▸ SHORT EXERCISE:
In this exercise, reproduce all the entries that follow exactly.

▸ RECORDS PROVIDED:

——————

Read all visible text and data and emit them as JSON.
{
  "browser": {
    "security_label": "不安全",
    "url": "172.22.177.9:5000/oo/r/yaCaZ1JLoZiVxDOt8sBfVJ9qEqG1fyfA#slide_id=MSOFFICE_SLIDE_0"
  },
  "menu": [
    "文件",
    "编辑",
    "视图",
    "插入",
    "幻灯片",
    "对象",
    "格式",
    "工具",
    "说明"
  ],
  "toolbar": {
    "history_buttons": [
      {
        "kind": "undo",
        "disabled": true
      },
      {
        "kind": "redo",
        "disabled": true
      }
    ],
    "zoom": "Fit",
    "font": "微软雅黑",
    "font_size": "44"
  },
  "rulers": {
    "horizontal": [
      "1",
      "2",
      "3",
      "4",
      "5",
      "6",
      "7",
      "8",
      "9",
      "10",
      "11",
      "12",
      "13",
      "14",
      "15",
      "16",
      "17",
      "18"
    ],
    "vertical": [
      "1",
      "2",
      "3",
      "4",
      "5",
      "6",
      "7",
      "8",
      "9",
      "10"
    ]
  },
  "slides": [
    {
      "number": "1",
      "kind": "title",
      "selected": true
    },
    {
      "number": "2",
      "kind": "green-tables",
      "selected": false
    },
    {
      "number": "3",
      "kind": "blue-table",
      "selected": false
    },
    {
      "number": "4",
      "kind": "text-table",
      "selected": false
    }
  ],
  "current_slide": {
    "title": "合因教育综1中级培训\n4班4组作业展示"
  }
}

——————

▸ RESULT:
Read all visible text and data and emit them as JSON.
{
  "browser": {
    "security_label": "不安全",
    "url": "172.22.177.9:5000/oo/r/yaCaZ1JLoZiVxDOt8sBfVJ9qEqG1fyfA#slide_id=MSOFFICE_SLIDE_0"
  },
  "menu": [
    "文件",
    "编辑",
    "视图",
    "插入",
    "幻灯片",
    "对象",
    "格式",
    "工具",
    "说明"
  ],
  "toolbar": {
    "history_buttons": [
      {
        "kind": "undo",
        "disabled": true
      },
      {
        "kind": "redo",
        "disabled": true
      }
    ],
    "zoom": "Fit",
    "font": "微软雅黑",
    "font_size": "44"
  },
  "rulers": {
    "horizontal": [
      "1",
      "2",
      "3",
      "4",
      "5",
      "6",
      "7",
      "8",
      "9",
      "10",
      "11",
      "12",
      "13",
      "14",
      "15",
      "16",
      "17",
      "18"
    ],
    "vertical": [
      "1",
      "2",
      "3",
      "4",
      "5",
      "6",
      "7",
      "8",
      "9",
      "10"
    ]
  },
  "slides": [
    {
      "number": "1",
      "kind": "title",
      "selected": true
    },
    {
      "number": "2",
      "kind": "green-tables",
      "selected": false
    },
    {
      "number": "3",
      "kind": "blue-table",
      "selected": false
    },
    {
      "number": "4",
      "kind": "text-table",
      "selected": false
    }
  ],
  "current_slide": {
    "title": "合因教育综1中级培训\n4班4组作业展示"
  }
}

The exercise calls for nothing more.